═════ Input material

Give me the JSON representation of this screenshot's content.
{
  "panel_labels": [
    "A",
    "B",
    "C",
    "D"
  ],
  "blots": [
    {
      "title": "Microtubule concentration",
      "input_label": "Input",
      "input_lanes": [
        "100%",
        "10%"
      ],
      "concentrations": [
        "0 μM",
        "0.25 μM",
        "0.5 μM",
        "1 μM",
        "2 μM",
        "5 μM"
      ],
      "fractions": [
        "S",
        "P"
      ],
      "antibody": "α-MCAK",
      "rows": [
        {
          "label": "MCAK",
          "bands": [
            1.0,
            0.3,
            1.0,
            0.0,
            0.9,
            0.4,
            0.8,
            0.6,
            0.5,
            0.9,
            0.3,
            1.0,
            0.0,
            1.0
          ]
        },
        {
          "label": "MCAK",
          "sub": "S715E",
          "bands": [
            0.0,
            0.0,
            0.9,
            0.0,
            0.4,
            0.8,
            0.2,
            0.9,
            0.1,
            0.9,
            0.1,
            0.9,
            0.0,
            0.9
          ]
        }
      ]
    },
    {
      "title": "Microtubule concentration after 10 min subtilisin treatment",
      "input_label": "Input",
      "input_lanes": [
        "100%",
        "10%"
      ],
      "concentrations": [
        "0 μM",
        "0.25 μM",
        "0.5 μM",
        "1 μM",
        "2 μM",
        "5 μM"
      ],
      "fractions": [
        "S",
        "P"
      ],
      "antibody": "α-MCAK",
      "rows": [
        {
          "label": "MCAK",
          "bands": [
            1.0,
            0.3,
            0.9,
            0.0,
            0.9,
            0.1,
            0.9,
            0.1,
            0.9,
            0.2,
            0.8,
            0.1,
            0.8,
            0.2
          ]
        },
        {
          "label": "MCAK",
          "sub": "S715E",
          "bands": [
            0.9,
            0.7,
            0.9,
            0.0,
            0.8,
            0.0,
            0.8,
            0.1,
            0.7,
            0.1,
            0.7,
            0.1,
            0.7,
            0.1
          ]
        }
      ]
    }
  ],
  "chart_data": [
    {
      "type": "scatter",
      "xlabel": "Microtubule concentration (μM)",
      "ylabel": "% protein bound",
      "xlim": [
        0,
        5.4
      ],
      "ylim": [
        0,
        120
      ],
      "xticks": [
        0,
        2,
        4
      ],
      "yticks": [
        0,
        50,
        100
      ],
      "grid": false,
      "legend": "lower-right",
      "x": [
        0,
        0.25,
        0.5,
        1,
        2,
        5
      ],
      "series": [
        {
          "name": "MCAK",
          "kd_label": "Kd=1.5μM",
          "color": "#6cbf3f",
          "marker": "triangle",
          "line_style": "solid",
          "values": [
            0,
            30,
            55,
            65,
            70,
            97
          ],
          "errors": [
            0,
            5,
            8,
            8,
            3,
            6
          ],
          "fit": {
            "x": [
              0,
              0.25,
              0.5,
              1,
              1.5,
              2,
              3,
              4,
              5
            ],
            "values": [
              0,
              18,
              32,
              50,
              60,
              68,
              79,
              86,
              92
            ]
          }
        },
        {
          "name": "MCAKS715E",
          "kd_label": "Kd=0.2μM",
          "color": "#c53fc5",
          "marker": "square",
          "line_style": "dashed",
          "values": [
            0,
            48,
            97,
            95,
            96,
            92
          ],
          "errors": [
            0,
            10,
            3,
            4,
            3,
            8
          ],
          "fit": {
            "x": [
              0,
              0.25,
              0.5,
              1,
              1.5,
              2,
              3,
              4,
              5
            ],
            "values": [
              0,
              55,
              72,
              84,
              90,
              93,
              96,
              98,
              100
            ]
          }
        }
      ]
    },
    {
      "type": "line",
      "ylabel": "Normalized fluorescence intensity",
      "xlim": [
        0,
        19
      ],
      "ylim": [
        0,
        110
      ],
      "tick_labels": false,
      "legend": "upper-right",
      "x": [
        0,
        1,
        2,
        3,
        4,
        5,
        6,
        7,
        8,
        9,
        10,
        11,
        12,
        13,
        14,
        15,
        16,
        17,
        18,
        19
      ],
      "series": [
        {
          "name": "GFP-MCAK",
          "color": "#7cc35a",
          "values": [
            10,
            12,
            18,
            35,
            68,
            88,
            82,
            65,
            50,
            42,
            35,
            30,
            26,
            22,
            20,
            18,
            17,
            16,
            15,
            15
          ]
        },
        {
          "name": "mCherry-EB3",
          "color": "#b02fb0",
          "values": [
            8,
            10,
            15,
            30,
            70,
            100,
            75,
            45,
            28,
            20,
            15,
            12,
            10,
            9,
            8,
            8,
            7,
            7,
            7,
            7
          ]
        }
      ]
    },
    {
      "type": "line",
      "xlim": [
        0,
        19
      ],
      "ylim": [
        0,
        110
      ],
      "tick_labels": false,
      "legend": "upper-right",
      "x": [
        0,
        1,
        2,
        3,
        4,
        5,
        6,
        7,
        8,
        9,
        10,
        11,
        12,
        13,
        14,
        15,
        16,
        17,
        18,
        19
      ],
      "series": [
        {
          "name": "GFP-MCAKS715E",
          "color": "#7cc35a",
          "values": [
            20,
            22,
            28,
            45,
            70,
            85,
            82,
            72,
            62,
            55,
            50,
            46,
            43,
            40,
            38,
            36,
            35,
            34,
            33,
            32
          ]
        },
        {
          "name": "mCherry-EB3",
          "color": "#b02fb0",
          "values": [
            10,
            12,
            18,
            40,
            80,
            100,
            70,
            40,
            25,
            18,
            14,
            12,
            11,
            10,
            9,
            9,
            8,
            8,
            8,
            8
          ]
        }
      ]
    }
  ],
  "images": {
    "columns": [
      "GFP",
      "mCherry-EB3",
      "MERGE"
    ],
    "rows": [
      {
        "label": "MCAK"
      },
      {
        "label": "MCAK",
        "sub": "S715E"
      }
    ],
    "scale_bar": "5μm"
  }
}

══════════

§ **Assignment**
Go through the lines above and copy any that contain "title".

§ **Written answer**
      "title": "Microtubule concentration",
      "title": "Microtubule concentration after 10 min subtilisin treatment",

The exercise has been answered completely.